→ THE REQUEST
Search the data for the string "Тельтов" and extract every line where it appears.

Begin MATERIALS PROVIDED

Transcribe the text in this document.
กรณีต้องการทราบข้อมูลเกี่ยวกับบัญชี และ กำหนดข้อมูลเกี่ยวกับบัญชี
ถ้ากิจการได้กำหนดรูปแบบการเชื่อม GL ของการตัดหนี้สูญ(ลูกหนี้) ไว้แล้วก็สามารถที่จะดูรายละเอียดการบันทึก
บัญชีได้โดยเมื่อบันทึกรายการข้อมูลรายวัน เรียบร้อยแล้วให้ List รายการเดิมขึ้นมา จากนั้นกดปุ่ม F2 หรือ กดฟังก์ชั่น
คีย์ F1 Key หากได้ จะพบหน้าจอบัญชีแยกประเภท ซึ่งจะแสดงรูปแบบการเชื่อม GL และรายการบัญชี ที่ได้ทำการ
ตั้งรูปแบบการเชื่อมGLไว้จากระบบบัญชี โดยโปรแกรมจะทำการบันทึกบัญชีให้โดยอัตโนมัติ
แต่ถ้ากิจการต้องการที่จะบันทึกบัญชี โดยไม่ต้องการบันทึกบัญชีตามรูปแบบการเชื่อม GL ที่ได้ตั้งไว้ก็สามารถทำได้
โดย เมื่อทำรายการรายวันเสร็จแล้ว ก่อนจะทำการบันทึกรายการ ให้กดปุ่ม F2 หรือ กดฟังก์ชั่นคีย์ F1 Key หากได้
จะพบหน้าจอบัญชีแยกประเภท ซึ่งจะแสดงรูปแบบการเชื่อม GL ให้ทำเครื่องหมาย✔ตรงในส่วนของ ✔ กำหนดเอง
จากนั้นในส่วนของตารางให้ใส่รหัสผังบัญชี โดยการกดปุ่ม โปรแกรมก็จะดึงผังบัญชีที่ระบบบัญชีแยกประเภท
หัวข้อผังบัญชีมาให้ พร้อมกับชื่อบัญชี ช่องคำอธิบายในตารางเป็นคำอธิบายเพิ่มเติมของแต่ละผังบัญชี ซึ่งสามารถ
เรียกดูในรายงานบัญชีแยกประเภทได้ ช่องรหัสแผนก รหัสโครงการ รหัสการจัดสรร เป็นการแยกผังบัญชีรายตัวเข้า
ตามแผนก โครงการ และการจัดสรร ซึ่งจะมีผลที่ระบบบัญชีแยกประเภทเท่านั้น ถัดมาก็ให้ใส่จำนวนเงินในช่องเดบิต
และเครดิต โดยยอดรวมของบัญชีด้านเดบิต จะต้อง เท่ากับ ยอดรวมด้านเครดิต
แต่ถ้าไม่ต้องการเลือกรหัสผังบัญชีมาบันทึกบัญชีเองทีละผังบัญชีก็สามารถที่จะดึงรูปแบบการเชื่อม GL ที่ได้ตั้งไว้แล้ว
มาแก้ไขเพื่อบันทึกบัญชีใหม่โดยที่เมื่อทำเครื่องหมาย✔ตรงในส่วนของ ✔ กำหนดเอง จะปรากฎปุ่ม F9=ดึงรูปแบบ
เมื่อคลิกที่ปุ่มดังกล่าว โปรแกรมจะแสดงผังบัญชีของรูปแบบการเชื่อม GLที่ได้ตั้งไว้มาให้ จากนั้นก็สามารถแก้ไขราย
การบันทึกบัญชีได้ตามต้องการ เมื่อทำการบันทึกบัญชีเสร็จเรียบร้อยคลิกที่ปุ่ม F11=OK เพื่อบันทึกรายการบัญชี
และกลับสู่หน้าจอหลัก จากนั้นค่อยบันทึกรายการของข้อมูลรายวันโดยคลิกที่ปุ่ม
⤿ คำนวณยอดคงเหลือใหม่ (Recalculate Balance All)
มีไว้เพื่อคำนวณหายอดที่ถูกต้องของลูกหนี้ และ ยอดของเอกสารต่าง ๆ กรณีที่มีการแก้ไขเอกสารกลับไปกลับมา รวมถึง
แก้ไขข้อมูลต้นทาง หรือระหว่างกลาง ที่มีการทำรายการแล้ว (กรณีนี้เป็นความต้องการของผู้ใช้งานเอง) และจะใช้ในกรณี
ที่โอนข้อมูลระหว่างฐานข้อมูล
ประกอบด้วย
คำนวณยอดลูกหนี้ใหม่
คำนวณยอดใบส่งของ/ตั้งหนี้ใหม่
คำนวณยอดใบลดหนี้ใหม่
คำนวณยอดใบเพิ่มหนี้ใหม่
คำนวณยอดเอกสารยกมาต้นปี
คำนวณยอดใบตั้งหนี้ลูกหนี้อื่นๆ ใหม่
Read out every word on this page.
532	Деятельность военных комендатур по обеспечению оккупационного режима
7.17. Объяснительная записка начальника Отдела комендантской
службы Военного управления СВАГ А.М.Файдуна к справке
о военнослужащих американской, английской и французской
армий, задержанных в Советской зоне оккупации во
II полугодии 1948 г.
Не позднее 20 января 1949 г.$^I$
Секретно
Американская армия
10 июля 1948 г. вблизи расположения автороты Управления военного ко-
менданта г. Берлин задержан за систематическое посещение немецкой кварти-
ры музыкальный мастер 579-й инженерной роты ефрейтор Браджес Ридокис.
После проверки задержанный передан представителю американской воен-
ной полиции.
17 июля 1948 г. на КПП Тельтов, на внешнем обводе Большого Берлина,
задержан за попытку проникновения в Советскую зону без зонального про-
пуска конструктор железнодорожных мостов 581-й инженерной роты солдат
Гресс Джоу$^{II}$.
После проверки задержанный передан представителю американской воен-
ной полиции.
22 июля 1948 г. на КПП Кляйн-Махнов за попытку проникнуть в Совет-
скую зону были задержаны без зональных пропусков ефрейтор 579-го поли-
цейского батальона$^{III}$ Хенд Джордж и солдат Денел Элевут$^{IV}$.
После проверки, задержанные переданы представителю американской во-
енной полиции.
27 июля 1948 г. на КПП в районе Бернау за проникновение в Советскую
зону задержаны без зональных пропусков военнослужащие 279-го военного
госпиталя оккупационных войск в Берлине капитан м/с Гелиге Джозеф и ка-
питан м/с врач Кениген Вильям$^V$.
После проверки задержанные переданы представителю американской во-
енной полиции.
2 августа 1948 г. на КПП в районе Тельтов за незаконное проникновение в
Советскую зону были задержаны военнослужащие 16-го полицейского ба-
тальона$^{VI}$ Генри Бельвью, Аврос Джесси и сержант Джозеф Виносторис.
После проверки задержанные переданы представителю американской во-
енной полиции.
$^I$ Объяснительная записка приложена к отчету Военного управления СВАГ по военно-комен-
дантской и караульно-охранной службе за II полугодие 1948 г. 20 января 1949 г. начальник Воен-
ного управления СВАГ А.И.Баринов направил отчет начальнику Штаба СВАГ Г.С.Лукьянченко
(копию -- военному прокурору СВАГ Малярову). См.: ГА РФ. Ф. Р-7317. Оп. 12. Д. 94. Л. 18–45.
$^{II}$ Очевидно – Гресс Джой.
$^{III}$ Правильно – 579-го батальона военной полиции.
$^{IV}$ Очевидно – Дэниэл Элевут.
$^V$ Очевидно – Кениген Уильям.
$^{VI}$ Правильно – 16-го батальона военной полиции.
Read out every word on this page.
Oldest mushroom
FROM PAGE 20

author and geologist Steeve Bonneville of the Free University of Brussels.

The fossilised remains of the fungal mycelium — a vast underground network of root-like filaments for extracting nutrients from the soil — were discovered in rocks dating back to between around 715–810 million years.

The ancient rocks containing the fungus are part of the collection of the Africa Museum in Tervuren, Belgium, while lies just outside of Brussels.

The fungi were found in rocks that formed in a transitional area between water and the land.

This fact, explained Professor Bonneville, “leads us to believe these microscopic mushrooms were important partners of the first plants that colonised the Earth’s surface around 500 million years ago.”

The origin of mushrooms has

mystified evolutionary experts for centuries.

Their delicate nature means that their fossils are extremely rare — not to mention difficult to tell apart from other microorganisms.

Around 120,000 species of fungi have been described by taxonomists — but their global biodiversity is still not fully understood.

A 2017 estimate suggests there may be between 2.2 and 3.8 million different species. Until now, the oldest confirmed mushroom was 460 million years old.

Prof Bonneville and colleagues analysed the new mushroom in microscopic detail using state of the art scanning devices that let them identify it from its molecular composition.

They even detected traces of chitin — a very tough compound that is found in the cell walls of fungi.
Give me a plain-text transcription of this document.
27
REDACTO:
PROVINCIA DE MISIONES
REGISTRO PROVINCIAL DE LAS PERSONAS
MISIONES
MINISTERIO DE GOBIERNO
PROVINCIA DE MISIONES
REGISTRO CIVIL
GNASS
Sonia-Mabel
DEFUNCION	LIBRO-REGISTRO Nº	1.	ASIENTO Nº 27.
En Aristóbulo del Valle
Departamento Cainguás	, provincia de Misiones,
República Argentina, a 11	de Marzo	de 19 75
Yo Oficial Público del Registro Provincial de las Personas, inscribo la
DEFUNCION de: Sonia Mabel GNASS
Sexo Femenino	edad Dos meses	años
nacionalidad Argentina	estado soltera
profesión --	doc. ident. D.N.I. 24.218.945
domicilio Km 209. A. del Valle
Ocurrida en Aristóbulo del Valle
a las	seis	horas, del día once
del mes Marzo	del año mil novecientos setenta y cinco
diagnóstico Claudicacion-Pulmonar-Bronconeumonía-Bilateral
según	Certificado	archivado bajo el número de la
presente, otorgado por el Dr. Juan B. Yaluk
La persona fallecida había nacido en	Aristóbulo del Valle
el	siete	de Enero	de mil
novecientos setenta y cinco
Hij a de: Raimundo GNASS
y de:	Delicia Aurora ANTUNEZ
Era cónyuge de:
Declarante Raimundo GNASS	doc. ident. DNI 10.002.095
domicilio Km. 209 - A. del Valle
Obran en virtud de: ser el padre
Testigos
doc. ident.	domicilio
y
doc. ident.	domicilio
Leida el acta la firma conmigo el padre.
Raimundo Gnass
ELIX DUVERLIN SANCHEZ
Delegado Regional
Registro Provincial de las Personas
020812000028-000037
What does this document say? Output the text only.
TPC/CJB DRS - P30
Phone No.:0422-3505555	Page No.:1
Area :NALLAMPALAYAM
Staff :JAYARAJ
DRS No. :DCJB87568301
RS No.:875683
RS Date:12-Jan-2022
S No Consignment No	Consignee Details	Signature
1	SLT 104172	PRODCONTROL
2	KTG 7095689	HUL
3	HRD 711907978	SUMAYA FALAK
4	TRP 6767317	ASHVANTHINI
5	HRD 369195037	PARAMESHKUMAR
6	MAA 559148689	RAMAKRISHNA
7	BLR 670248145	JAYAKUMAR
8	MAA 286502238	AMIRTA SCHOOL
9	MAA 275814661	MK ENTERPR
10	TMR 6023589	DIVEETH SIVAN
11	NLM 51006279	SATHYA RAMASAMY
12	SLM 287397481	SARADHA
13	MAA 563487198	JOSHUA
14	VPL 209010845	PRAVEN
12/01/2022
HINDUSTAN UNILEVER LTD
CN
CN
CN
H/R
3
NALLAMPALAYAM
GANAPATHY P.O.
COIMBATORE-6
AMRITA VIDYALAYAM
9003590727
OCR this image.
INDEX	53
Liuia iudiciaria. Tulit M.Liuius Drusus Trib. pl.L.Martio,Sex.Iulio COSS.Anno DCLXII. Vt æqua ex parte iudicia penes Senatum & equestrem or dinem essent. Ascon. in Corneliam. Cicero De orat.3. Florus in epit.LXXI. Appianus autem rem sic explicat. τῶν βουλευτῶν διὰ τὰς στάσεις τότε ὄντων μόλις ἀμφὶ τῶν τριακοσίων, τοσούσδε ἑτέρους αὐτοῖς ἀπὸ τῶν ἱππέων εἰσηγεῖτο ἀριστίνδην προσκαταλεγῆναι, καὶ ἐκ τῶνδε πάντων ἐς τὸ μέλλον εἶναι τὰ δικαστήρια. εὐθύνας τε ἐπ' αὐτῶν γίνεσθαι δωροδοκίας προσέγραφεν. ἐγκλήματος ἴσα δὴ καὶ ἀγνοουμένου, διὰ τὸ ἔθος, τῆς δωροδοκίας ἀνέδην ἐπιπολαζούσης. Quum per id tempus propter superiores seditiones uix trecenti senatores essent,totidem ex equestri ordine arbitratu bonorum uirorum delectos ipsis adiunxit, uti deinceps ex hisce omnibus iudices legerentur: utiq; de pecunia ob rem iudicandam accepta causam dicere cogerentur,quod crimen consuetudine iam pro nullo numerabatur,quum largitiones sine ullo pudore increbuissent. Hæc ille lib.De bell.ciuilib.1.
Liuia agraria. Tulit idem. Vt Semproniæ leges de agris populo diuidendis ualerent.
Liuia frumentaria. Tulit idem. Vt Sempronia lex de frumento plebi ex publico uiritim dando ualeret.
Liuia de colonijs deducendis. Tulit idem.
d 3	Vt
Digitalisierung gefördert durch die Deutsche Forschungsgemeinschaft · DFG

End MATERIALS PROVIDED

→ TASK ANSWER
17 июля 1948 г. на КПП Тельтов, на внешнем обводе Большого Берлина,
2 августа 1948 г. на КПП в районе Тельтов за незаконное проникновение в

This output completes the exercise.